→ **Written instruction**: Report, as a bare number, how many lines contain the string "name".

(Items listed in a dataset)
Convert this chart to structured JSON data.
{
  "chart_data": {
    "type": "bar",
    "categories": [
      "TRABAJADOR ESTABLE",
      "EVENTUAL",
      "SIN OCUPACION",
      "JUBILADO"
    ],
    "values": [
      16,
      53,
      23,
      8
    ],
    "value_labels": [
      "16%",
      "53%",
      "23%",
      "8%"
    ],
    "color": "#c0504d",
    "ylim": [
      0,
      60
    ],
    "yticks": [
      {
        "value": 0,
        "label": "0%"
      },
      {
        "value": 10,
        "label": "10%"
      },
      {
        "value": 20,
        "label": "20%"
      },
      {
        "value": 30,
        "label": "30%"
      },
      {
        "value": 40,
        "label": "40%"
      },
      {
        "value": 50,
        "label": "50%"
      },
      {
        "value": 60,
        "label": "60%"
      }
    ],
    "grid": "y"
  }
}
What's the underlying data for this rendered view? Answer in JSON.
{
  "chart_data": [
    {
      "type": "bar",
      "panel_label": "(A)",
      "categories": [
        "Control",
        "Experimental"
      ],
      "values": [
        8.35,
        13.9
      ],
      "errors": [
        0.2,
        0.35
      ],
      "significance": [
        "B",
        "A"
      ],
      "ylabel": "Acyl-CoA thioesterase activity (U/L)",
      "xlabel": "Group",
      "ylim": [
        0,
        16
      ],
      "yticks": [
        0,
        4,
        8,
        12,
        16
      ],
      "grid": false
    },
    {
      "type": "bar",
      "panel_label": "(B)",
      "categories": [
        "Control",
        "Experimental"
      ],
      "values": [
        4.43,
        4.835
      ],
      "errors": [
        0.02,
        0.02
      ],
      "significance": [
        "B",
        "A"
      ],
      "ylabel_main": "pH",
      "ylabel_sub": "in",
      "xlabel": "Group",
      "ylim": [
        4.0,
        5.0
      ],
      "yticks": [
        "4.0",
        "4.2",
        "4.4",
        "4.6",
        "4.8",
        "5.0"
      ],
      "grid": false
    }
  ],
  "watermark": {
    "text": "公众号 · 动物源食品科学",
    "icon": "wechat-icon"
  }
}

...

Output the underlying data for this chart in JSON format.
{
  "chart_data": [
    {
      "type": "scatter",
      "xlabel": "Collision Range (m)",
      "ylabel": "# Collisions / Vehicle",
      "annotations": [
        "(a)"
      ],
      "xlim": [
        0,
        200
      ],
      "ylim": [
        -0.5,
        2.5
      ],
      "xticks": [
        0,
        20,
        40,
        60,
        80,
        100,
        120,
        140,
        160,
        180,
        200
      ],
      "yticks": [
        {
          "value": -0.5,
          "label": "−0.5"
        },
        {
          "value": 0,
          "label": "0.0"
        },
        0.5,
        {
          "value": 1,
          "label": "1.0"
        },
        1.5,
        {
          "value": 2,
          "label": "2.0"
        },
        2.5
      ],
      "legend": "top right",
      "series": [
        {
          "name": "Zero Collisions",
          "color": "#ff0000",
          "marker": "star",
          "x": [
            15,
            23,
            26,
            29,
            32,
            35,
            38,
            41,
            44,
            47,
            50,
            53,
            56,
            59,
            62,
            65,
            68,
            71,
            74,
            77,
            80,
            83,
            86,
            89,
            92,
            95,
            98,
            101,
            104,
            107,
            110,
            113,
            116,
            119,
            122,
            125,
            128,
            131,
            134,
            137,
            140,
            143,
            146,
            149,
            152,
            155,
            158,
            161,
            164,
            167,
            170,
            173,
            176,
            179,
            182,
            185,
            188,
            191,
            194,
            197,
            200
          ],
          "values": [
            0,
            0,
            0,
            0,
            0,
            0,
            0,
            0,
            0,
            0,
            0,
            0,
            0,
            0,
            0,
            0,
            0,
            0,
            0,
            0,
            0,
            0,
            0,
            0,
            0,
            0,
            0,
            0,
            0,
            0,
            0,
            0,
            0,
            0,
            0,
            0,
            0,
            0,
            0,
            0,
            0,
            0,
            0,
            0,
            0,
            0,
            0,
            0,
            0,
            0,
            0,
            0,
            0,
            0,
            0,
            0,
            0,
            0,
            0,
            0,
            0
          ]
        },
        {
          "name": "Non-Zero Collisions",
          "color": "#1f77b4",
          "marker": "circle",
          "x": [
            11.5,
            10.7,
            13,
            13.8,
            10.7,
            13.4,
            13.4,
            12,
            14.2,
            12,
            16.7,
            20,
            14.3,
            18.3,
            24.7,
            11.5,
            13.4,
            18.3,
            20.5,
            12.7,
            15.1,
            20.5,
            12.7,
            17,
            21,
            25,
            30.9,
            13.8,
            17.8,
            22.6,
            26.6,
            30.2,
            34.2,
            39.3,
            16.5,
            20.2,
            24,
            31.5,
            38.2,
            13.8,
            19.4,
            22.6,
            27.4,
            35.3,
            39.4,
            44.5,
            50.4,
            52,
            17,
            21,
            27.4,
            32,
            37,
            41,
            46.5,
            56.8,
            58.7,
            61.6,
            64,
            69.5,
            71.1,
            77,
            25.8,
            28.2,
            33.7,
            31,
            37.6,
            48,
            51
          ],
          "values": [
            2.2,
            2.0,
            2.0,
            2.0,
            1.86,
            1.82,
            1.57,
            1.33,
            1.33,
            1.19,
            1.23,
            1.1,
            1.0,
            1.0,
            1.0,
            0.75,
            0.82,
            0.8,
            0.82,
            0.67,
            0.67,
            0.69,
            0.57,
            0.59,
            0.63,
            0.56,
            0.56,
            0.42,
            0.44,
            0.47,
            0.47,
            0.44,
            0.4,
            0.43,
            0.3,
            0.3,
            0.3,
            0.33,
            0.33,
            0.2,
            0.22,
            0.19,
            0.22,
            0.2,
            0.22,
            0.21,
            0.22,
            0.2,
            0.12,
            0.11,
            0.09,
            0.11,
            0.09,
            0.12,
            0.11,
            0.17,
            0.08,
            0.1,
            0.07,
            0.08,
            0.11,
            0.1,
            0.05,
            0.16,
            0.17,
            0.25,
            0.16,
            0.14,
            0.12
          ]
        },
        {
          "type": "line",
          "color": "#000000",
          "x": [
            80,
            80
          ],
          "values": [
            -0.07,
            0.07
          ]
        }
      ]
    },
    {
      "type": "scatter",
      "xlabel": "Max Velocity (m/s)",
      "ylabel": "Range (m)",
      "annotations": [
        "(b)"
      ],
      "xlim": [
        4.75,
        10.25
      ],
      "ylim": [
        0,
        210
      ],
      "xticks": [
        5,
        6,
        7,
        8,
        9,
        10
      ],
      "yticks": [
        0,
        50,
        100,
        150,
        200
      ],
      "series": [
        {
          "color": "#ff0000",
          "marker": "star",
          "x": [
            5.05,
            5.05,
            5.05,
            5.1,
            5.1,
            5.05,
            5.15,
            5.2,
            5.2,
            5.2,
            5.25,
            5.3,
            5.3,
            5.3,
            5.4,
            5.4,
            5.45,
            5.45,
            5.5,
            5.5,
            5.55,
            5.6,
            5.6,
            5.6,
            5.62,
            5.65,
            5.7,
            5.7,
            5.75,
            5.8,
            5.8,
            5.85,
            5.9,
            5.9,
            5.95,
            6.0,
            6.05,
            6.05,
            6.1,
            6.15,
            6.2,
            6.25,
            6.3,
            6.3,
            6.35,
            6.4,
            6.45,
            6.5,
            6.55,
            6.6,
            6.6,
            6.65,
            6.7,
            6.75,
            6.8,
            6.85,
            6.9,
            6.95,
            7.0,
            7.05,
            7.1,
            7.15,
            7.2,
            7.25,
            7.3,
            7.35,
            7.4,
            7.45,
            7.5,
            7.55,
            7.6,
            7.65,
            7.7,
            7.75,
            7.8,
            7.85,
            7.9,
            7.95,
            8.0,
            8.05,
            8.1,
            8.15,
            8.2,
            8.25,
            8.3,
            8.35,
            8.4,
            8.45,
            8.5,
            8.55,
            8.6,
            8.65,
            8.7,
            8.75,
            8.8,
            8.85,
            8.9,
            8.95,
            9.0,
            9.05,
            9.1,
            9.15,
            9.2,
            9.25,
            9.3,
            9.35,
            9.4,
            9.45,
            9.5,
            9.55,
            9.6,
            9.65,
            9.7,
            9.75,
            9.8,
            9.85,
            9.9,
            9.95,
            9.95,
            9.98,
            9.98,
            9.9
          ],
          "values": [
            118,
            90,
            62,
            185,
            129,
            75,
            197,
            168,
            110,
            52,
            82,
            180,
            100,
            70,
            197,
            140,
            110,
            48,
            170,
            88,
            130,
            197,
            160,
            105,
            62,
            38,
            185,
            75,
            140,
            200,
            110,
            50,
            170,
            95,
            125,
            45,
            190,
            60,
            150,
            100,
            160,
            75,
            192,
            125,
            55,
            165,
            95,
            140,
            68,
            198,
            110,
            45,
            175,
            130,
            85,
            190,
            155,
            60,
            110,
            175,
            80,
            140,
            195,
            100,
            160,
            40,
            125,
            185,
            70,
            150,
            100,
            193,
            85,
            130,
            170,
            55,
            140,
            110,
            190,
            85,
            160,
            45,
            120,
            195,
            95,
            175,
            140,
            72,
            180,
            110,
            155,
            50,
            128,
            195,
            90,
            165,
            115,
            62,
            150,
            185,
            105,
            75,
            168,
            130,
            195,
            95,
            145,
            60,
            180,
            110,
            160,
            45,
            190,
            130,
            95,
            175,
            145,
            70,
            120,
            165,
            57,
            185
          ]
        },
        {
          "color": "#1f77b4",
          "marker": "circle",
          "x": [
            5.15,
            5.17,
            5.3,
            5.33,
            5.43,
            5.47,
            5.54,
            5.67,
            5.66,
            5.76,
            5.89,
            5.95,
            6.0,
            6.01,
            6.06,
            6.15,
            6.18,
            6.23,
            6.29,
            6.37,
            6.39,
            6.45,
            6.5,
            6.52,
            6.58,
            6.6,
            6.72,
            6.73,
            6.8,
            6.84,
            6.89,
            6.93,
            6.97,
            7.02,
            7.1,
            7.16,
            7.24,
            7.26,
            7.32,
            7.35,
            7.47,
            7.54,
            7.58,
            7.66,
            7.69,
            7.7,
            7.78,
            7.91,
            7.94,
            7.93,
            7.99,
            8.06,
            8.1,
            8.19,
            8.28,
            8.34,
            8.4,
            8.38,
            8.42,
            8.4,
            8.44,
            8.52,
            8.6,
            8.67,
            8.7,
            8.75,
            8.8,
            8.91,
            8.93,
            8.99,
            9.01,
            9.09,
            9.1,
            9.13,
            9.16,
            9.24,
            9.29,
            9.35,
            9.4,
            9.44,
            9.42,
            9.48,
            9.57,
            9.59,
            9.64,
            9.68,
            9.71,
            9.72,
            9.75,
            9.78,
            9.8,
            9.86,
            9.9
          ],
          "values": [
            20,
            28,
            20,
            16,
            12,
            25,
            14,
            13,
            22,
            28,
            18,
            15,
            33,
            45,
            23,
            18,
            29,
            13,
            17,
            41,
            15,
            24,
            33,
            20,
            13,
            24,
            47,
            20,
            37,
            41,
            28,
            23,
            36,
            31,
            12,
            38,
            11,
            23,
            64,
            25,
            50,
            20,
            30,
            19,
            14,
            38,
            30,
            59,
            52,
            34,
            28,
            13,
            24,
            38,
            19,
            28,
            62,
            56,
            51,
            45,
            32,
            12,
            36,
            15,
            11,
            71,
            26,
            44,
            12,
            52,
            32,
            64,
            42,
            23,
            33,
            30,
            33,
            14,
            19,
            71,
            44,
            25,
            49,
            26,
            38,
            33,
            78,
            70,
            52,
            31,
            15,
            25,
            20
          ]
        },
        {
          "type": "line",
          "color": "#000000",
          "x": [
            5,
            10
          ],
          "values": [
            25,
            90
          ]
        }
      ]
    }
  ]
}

→ **Reply**: 2